Output all the entries word for word. Omit the pictures.

>> start

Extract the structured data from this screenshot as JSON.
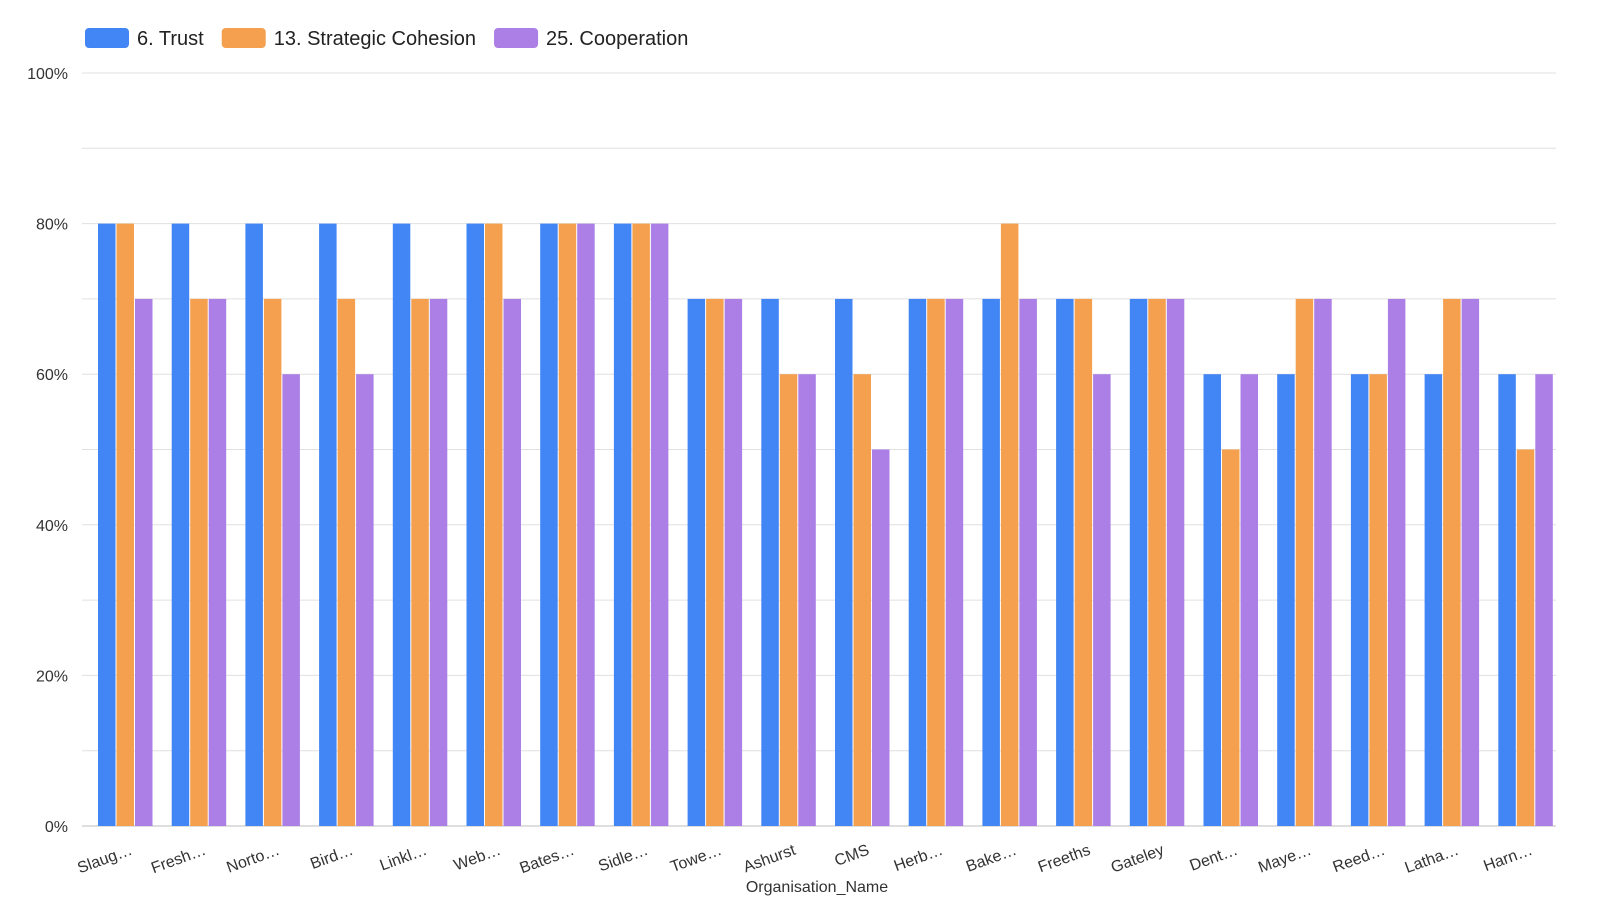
{
  "chart_data": {
    "type": "bar",
    "title": "",
    "xlabel": "Organisation_Name",
    "ylabel": "",
    "ylim": [
      0,
      100
    ],
    "grid": true,
    "legend_position": "top-left",
    "y_ticks": [
      "0%",
      "20%",
      "40%",
      "60%",
      "80%",
      "100%"
    ],
    "categories": [
      "Slaug…",
      "Fresh…",
      "Norto…",
      "Bird…",
      "Linkl…",
      "Web…",
      "Bates…",
      "Sidle…",
      "Towe…",
      "Ashurst",
      "CMS",
      "Herb…",
      "Bake…",
      "Freeths",
      "Gateley",
      "Dent…",
      "Maye…",
      "Reed…",
      "Latha…",
      "Harn…"
    ],
    "series": [
      {
        "name": "6. Trust",
        "color": "#4285F4",
        "values": [
          80,
          80,
          80,
          80,
          80,
          80,
          80,
          80,
          70,
          70,
          70,
          70,
          70,
          70,
          70,
          60,
          60,
          60,
          60,
          60
        ]
      },
      {
        "name": "13. Strategic Cohesion",
        "color": "#F4A04E",
        "values": [
          80,
          70,
          70,
          70,
          70,
          80,
          80,
          80,
          70,
          60,
          60,
          70,
          80,
          70,
          70,
          50,
          70,
          60,
          70,
          50
        ]
      },
      {
        "name": "25. Cooperation",
        "color": "#AC7FE6",
        "values": [
          70,
          70,
          60,
          60,
          70,
          70,
          80,
          80,
          70,
          60,
          50,
          70,
          70,
          60,
          70,
          60,
          70,
          70,
          70,
          60
        ]
      }
    ]
  }
}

>> end

● The output:
Extract the structured data from this screenshot as JSON.
{
  "chart_data": {
    "type": "bar",
    "title": "",
    "xlabel": "Organisation_Name",
    "ylabel": "",
    "ylim": [
      0,
      100
    ],
    "grid": true,
    "legend_position": "top-left",
    "y_ticks": [
      "0%",
      "20%",
      "40%",
      "60%",
      "80%",
      "100%"
    ],
    "categories": [
      "Slaug…",
      "Fresh…",
      "Norto…",
      "Bird…",
      "Linkl…",
      "Web…",
      "Bates…",
      "Sidle…",
      "Towe…",
      "Ashurst",
      "CMS",
      "Herb…",
      "Bake…",
      "Freeths",
      "Gateley",
      "Dent…",
      "Maye…",
      "Reed…",
      "Latha…",
      "Harn…"
    ],
    "series": [
      {
        "name": "6. Trust",
        "color": "#4285F4",
        "values": [
          80,
          80,
          80,
          80,
          80,
          80,
          80,
          80,
          70,
          70,
          70,
          70,
          70,
          70,
          70,
          60,
          60,
          60,
          60,
          60
        ]
      },
      {
        "name": "13. Strategic Cohesion",
        "color": "#F4A04E",
        "values": [
          80,
          70,
          70,
          70,
          70,
          80,
          80,
          80,
          70,
          60,
          60,
          70,
          80,
          70,
          70,
          50,
          70,
          60,
          70,
          50
        ]
      },
      {
        "name": "25. Cooperation",
        "color": "#AC7FE6",
        "values": [
          70,
          70,
          60,
          60,
          70,
          70,
          80,
          80,
          70,
          60,
          50,
          70,
          70,
          60,
          70,
          60,
          70,
          70,
          70,
          60
        ]
      }
    ]
  }
}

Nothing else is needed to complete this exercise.